*** Record set

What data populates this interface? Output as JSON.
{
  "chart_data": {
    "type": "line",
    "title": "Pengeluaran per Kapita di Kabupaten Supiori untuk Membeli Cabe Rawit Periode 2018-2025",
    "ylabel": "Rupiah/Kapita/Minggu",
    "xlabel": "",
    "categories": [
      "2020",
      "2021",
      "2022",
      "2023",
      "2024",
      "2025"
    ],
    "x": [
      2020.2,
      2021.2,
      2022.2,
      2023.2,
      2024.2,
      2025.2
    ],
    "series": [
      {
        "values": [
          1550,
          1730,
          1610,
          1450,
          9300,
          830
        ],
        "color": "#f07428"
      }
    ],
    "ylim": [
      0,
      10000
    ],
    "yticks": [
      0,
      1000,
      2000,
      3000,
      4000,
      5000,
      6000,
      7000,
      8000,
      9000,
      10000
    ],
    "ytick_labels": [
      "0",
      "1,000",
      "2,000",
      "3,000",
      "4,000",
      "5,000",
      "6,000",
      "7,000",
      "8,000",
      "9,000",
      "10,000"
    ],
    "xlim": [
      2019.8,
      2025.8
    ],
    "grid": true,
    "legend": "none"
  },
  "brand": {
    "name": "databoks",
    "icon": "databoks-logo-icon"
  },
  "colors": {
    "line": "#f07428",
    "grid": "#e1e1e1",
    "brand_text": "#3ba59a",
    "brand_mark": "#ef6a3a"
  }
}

******

*Task prompt*
Copy down every line of the material above that includes the string "Kapita".

*Task response*
    "title": "Pengeluaran per Kapita di Kabupaten Supiori untuk Membeli Cabe Rawit Periode 2018-2025",
    "ylabel": "Rupiah/Kapita/Minggu",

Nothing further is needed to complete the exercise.